--- Begin Document section ---

It would be pedantic to criticize—even closely to analyse— the new nautical farce. Does the audience laugh ? It does. It laughs so loud and so long that the requisite speed, which is a part of true farcical technique, gets jammed and stuck. Laughter reduces the pace. For instance, there's our aged friend from far-off pantomimes, a composite horse, stuffed with the human frames of Marine Somebody-or-Other and Major Somebody-Else. The horse enters to roars of laughter. It waggles its head or hindquarters. Roars and roars of laughter. I always loved that horse--always enjoyed seeing its tummy emitting cigarette smoke. It is irresistible. We laugh on . . .

Symmetrically, stiffly, too, with all the wooden, unpliant rigidity of farcical repetition, do two young officers click spy- glasses and look aft—or wherever it is ; as two able seamen above them ply paint-brushes in decoration of the quarter- deck ; as two young ladies, twins (and called just " the twins," whenever they appear), suddenly and inseparably pop in and out.

--- End Document section ---
--- Begin Record set ---

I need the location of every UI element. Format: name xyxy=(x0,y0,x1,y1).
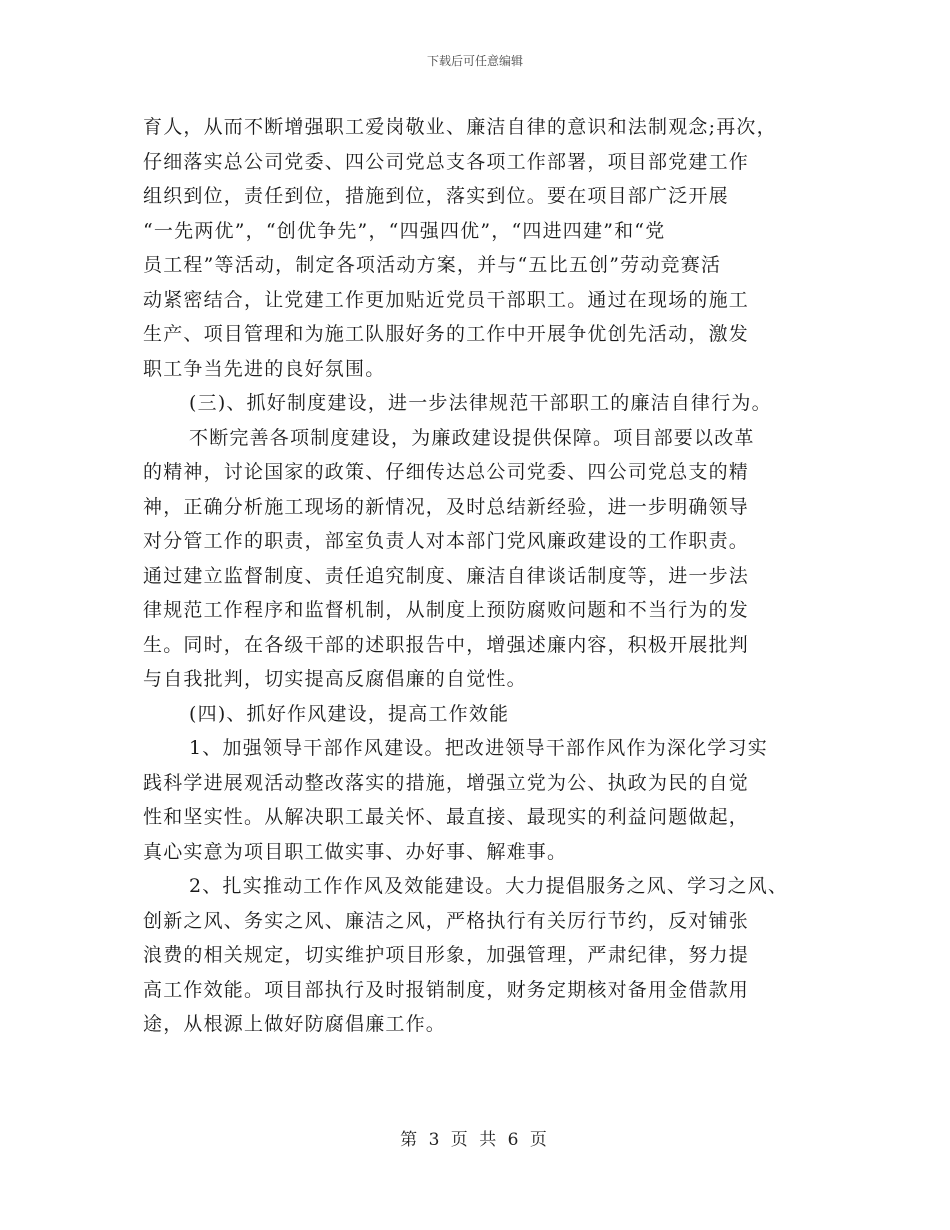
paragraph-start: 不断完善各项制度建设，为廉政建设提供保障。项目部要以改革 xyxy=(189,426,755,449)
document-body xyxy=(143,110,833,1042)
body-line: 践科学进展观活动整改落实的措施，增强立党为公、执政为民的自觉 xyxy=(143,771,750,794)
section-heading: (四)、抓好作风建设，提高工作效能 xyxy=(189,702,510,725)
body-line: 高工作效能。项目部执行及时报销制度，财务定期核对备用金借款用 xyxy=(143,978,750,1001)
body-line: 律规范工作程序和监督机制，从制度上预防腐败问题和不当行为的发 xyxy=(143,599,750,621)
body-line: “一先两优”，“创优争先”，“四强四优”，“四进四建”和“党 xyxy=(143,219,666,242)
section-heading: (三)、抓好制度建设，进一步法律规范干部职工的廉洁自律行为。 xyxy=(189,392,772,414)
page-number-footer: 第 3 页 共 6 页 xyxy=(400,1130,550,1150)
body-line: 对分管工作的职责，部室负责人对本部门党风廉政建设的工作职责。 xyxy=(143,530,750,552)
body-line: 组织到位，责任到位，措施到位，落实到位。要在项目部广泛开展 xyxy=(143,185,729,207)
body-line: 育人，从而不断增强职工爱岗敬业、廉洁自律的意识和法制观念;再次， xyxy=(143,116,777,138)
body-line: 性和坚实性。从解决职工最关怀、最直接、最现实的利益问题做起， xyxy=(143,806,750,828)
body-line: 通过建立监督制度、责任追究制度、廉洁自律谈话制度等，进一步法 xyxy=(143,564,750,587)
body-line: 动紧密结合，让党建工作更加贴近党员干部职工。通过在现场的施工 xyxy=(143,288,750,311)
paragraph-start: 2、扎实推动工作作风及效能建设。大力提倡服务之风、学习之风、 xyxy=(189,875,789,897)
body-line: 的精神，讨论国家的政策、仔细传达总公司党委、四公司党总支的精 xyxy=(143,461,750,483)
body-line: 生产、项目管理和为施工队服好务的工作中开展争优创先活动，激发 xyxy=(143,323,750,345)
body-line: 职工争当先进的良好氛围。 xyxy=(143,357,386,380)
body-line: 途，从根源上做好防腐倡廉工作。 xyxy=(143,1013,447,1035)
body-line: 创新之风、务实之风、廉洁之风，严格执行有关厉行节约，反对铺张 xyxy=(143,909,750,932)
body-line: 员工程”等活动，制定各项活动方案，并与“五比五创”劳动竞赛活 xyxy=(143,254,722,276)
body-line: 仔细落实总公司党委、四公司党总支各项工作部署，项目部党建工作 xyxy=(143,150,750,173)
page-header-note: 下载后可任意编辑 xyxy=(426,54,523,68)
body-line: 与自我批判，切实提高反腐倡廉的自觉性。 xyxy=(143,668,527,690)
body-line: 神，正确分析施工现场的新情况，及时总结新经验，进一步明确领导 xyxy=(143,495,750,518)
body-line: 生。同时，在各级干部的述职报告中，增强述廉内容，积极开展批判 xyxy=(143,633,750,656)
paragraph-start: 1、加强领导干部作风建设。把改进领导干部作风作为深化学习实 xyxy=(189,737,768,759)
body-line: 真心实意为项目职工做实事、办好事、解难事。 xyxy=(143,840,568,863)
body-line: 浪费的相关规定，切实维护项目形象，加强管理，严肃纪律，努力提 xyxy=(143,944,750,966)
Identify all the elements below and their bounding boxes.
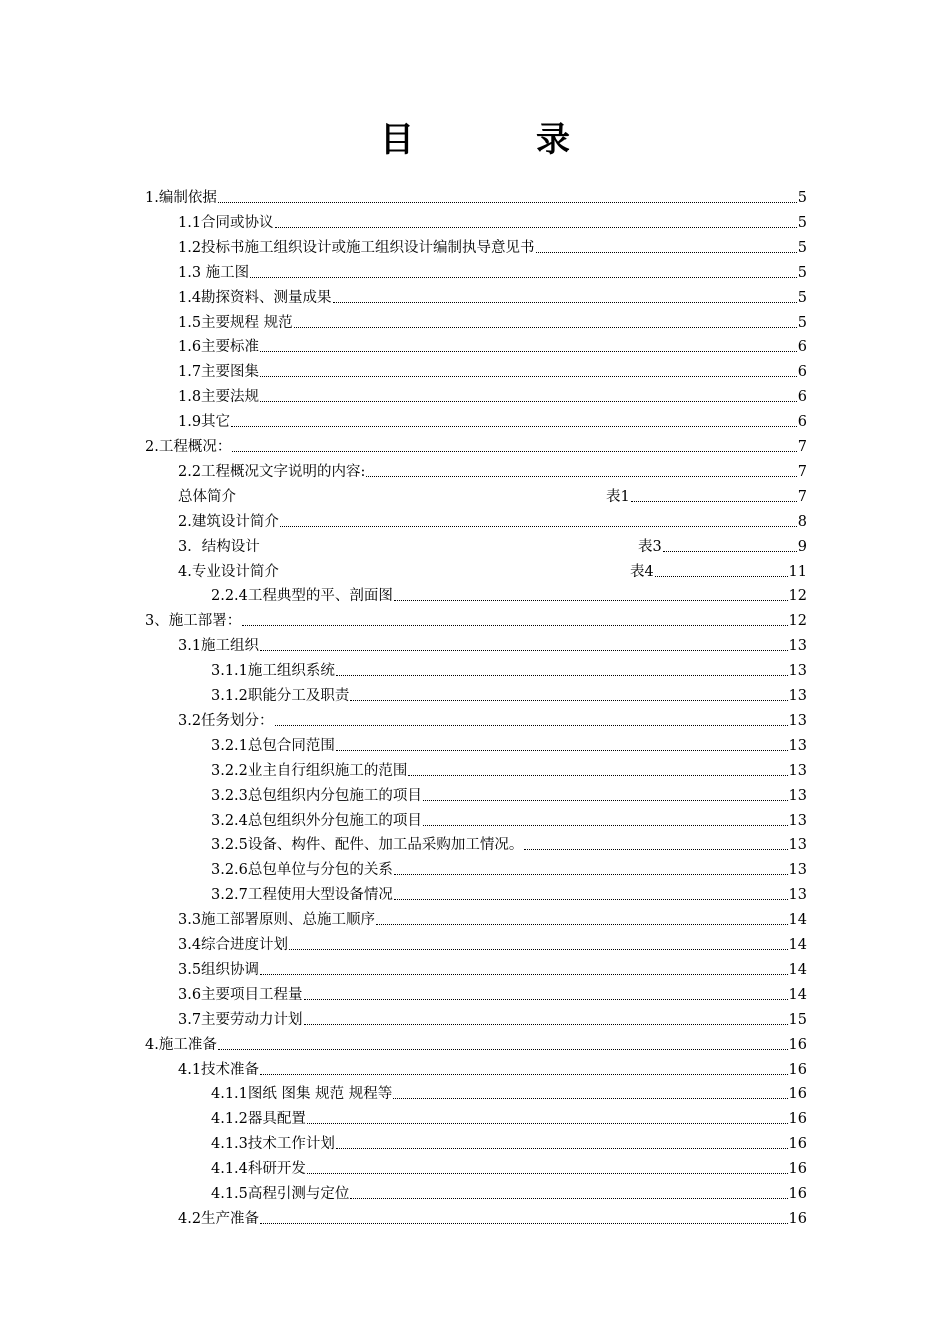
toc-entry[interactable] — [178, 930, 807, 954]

--- End Record set ---

> Short exercise A: In the review of the nautical farce, whose human frames are stuffed inside the composite horse?
> Short exercise B: Carry on the review of the nautical farce from its last sentence.

> Result A: Marine Somebody-or-Other and Major Somebody-Else.

> Result B:
These twins are perhaps a weakness—too much even for August ; and Miss Mary Clare is undeniably sacrificed in the part of a chaperone who is always losing them. Also Mr. Clive Currie, who has a touch of fierce realism in his aspect and manner, and one of whose strong dramatic points is his snarling grin—he also is compelled to make himself a little too absurd in the part of a sycophantic M.P. who is vaguely inspecting the ship on an economy stunt, and per- tinaciously trying to get his pretty daughter married to a rich young man, until Mr. Basil Foster annexes her. This M.P., by the way, takes off his hat first to the Quarter-Deck, then to the name of the Peer whose son his daughter ought to have married. What a man ! What a joke !

But I have reserved the best bit and the real success of the evening for the end.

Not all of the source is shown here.